◆ **Written problem**: In the listing below, identify each line with the word "汗拭きタオル" and return those lines.

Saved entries
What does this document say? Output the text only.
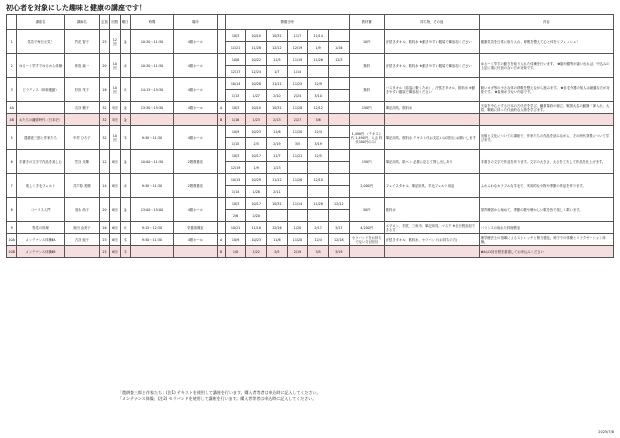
初心者を対象にした趣味と健康の講座です！
	講座名	講師名	定員	回数	曜日	時間	場所		開催日時						教材費	持ち物、その他	内容
1	気功で毎日元気！	竹花 智子	25	12回	金	10:30～11:30	4階ホール		10/3	10/10	10/31	11/7	11/14		10円	汗拭きタオル、飲料水 ※動きやすい服装で御参加ください	健康気功を日常に取り入れ、呼吸を整えて心と体をリフレッシュ！
									11/21	11/28	12/12	12/19	1/9	1/16			
2	ゆるーく竿すでゆるから体操	仲島 誠一	20	10回	水	10:30～11:30	4階ホール		10/8	10/22	11/5	11/19	11/26	12/3	無料	汗拭きタオル、飲料水 ※動きやすい服装で御参加ください	ゆるーく竿すの動きを取り入れた体操を行います。 ✿脳や腱等が違い出れば、中込みの上記に現に付加のない方が対象です。
									12/17	12/24	1/7	1/14					
3	ピラティス（体幹運動）	杉田 茂子	16	10回	火	14:15～15:30	4階ホール		10/14	10/28	11/11	11/25	12/9		無料	バスタオル（結巡に敷くため）、汗拭きタオル、飲料水 ※動きやすい服装で御参加ください	軽いヨガ等の小さな体の呼吸を整えながら進みます。 ✿自宅介護の知人は最適な方が対象です。 ✿負荷が少ない内容です。
									1/13	1/27	2/10	2/24	3/10				
4A		吉谷 穂子	32	5回	金	13:30～15:30	4階ホール	A	10/3	10/10	10/31	11/28	12/12		150円	筆記用具、飲料水	天皇を中心とする日本の古代史を学び、鎌倉幕府の創立、戦国大名の動静「禅入れ」大将、戦略に持った代表的な人物を学びます。
4B	おたちの鎌倉時代（日本史）		32	5回	金			B	1/16	1/23	2/13	2/27	3/6				
5	農耕査三郎と作家たち	中村 ひろ子	32	10回	木	9:30～11:30	4階ホール		10/9	10/23	11/6	11/20	12/4		1,490円 （テキスト代 1,490円、入会 料代300円のみ）	筆記用具、飲料水 テキスト代お支払いは初回にお願いします	出版と文化についての講座で、作家たちの作品を読みながら、その時代背景について学びます。
									1/15	2/5	2/19	3/5	3/19				
6	手書きの文字で作品を楽しむ	笠谷 光輝	12	8回	金	10:00～11:30	2階教養室		10/3	10/17	11/7	11/21	12/5		150円	筆記用具、紙ペン 必要に応じて貸し出しあり	手書きの文字で作品を作ります。文字の大きさ、太さを工夫して作品を仕上げます。
									12/19	1/9	1/23						
7	楽しく手毛フェルト	井戸原 美穂	14	8回	水	9:30～11:30	2階教養室		10/15	10/29	11/12	11/26	12/10		2,000円	フェイスタオル、筆記用具、羊毛フェルト用品	ふわふわなカラフルな羊毛で、実用的な小物や季節の作品を作ります。
									1/14	1/28	2/11						
8	コーラス入門	須永 尚子	20	8回	金	13:00～15:00	4階ホール		10/3	10/17	10/31	11/14	11/28	12/12	50円	飲料水	発声練習から始めて、季節の歌や懐かしい歌を皆で楽しく歌います。
									2/6	2/20							
9	男性の料理	高田 由美子	16	6回	火	9:15～12:30	栄養指導室		10/21	11/18	12/16	1/20	2/17	3/17	4,200円	エプロン、手拭、三角巾、筆記用具、マスク ※全日程参加できる方	バランスの取れた料理教室
10A	メンテナンス体操ⅡA	古谷 純子	25	6回	木	9:30～11:30	4階ホール	A	10/9	10/23	11/6	11/20	12/4	12/18	セラバンドをお持ちでない方(各回)	汗拭きタオル、飲料水、セラバンド(お持ちの方)	理学療法士の指導によるストレッチと筋力強化。椅子での体操とリラクゼーション体操。
10B	メンテナンス体操ⅡB		25	6回	木			B	1/8	1/22	2/5	2/19	3/5	3/19			✿Aは1回日程を重複してお申込みください
「農耕査三郎と作家たち」(注1) テキストを使用して講座を行います。購入者等者は申込時に記入してください。
「メンテナンス体操」(注2) セラバンドを使用して講座を行います。購入者等者は申込時に記入してください。
2025/7/8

◆ **Solution for this exercise**:
1	気功で毎日元気！	竹花 智子	25	12回	金	10:30～11:30	4階ホール		10/3	10/10	10/31	11/7	11/14		10円	汗拭きタオル、飲料水 ※動きやすい服装で御参加ください	健康気功を日常に取り入れ、呼吸を整えて心と体をリフレッシュ！
2	ゆるーく竿すでゆるから体操	仲島 誠一	20	10回	水	10:30～11:30	4階ホール		10/8	10/22	11/5	11/19	11/26	12/3	無料	汗拭きタオル、飲料水 ※動きやすい服装で御参加ください	ゆるーく竿すの動きを取り入れた体操を行います。 ✿脳や腱等が違い出れば、中込みの上記に現に付加のない方が対象です。
3	ピラティス（体幹運動）	杉田 茂子	16	10回	火	14:15～15:30	4階ホール		10/14	10/28	11/11	11/25	12/9		無料	バスタオル（結巡に敷くため）、汗拭きタオル、飲料水 ※動きやすい服装で御参加ください	軽いヨガ等の小さな体の呼吸を整えながら進みます。 ✿自宅介護の知人は最適な方が対象です。 ✿負荷が少ない内容です。
10A	メンテナンス体操ⅡA	古谷 純子	25	6回	木	9:30～11:30	4階ホール	A	10/9	10/23	11/6	11/20	12/4	12/18	セラバンドをお持ちでない方(各回)	汗拭きタオル、飲料水、セラバンド(お持ちの方)	理学療法士の指導によるストレッチと筋力強化。椅子での体操とリラクゼーション体操。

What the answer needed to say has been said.